§ **What needs to be done**:
Repeat everything in the material exactly.

§ **Dataset**:
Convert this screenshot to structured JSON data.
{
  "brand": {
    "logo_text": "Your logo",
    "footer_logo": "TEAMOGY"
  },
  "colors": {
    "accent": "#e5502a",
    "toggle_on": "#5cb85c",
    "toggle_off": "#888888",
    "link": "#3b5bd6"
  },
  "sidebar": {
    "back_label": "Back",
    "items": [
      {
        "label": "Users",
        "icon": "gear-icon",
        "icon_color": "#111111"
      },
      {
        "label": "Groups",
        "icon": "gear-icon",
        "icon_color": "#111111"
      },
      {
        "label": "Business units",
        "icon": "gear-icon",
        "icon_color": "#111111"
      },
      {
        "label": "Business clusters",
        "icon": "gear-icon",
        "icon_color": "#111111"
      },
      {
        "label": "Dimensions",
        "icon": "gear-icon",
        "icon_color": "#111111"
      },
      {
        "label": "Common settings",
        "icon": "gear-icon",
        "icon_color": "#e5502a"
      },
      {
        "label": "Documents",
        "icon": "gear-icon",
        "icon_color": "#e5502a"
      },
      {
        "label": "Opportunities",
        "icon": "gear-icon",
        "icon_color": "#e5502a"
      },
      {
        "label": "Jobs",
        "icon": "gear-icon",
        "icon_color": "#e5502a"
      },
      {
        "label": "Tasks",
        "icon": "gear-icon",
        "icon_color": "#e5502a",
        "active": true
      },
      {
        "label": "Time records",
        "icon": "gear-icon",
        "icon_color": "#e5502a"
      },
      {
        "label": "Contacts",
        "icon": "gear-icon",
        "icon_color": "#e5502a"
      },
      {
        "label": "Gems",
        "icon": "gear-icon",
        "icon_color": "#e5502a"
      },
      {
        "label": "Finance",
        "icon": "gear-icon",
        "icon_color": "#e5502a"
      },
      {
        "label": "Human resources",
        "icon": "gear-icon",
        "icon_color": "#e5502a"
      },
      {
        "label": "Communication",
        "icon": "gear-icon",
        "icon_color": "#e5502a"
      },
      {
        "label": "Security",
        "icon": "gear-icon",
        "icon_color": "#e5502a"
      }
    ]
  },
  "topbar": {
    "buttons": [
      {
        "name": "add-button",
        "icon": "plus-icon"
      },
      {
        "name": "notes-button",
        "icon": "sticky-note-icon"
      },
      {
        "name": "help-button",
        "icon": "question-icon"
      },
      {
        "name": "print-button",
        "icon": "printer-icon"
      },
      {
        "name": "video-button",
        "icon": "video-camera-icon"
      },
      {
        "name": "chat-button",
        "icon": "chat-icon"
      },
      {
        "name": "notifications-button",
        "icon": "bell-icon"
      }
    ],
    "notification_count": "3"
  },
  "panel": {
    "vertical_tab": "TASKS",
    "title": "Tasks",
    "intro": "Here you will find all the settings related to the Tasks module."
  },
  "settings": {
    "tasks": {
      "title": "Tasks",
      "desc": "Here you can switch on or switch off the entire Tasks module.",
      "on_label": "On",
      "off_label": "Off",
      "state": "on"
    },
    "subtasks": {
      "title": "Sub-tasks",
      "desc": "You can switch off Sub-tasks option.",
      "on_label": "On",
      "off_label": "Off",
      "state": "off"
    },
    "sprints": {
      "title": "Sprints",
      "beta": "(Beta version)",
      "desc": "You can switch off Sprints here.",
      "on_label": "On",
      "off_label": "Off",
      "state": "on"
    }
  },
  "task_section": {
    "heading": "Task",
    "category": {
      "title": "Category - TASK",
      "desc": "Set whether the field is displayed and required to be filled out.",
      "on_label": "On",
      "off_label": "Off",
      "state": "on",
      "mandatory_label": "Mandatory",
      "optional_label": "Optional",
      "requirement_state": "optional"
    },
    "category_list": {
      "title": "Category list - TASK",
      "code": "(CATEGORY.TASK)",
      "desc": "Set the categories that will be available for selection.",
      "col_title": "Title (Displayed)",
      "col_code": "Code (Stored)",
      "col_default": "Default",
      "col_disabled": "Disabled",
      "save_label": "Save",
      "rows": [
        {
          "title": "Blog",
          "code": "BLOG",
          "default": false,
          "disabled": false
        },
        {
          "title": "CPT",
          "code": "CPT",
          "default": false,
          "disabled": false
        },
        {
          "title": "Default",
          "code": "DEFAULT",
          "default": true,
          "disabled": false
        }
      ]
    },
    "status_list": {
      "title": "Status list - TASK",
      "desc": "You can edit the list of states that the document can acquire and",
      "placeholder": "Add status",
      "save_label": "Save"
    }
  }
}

§ **Response**:
Convert this screenshot to structured JSON data.
{
  "brand": {
    "logo_text": "Your logo",
    "footer_logo": "TEAMOGY"
  },
  "colors": {
    "accent": "#e5502a",
    "toggle_on": "#5cb85c",
    "toggle_off": "#888888",
    "link": "#3b5bd6"
  },
  "sidebar": {
    "back_label": "Back",
    "items": [
      {
        "label": "Users",
        "icon": "gear-icon",
        "icon_color": "#111111"
      },
      {
        "label": "Groups",
        "icon": "gear-icon",
        "icon_color": "#111111"
      },
      {
        "label": "Business units",
        "icon": "gear-icon",
        "icon_color": "#111111"
      },
      {
        "label": "Business clusters",
        "icon": "gear-icon",
        "icon_color": "#111111"
      },
      {
        "label": "Dimensions",
        "icon": "gear-icon",
        "icon_color": "#111111"
      },
      {
        "label": "Common settings",
        "icon": "gear-icon",
        "icon_color": "#e5502a"
      },
      {
        "label": "Documents",
        "icon": "gear-icon",
        "icon_color": "#e5502a"
      },
      {
        "label": "Opportunities",
        "icon": "gear-icon",
        "icon_color": "#e5502a"
      },
      {
        "label": "Jobs",
        "icon": "gear-icon",
        "icon_color": "#e5502a"
      },
      {
        "label": "Tasks",
        "icon": "gear-icon",
        "icon_color": "#e5502a",
        "active": true
      },
      {
        "label": "Time records",
        "icon": "gear-icon",
        "icon_color": "#e5502a"
      },
      {
        "label": "Contacts",
        "icon": "gear-icon",
        "icon_color": "#e5502a"
      },
      {
        "label": "Gems",
        "icon": "gear-icon",
        "icon_color": "#e5502a"
      },
      {
        "label": "Finance",
        "icon": "gear-icon",
        "icon_color": "#e5502a"
      },
      {
        "label": "Human resources",
        "icon": "gear-icon",
        "icon_color": "#e5502a"
      },
      {
        "label": "Communication",
        "icon": "gear-icon",
        "icon_color": "#e5502a"
      },
      {
        "label": "Security",
        "icon": "gear-icon",
        "icon_color": "#e5502a"
      }
    ]
  },
  "topbar": {
    "buttons": [
      {
        "name": "add-button",
        "icon": "plus-icon"
      },
      {
        "name": "notes-button",
        "icon": "sticky-note-icon"
      },
      {
        "name": "help-button",
        "icon": "question-icon"
      },
      {
        "name": "print-button",
        "icon": "printer-icon"
      },
      {
        "name": "video-button",
        "icon": "video-camera-icon"
      },
      {
        "name": "chat-button",
        "icon": "chat-icon"
      },
      {
        "name": "notifications-button",
        "icon": "bell-icon"
      }
    ],
    "notification_count": "3"
  },
  "panel": {
    "vertical_tab": "TASKS",
    "title": "Tasks",
    "intro": "Here you will find all the settings related to the Tasks module."
  },
  "settings": {
    "tasks": {
      "title": "Tasks",
      "desc": "Here you can switch on or switch off the entire Tasks module.",
      "on_label": "On",
      "off_label": "Off",
      "state": "on"
    },
    "subtasks": {
      "title": "Sub-tasks",
      "desc": "You can switch off Sub-tasks option.",
      "on_label": "On",
      "off_label": "Off",
      "state": "off"
    },
    "sprints": {
      "title": "Sprints",
      "beta": "(Beta version)",
      "desc": "You can switch off Sprints here.",
      "on_label": "On",
      "off_label": "Off",
      "state": "on"
    }
  },
  "task_section": {
    "heading": "Task",
    "category": {
      "title": "Category - TASK",
      "desc": "Set whether the field is displayed and required to be filled out.",
      "on_label": "On",
      "off_label": "Off",
      "state": "on",
      "mandatory_label": "Mandatory",
      "optional_label": "Optional",
      "requirement_state": "optional"
    },
    "category_list": {
      "title": "Category list - TASK",
      "code": "(CATEGORY.TASK)",
      "desc": "Set the categories that will be available for selection.",
      "col_title": "Title (Displayed)",
      "col_code": "Code (Stored)",
      "col_default": "Default",
      "col_disabled": "Disabled",
      "save_label": "Save",
      "rows": [
        {
          "title": "Blog",
          "code": "BLOG",
          "default": false,
          "disabled": false
        },
        {
          "title": "CPT",
          "code": "CPT",
          "default": false,
          "disabled": false
        },
        {
          "title": "Default",
          "code": "DEFAULT",
          "default": true,
          "disabled": false
        }
      ]
    },
    "status_list": {
      "title": "Status list - TASK",
      "desc": "You can edit the list of states that the document can acquire and",
      "placeholder": "Add status",
      "save_label": "Save"
    }
  }
}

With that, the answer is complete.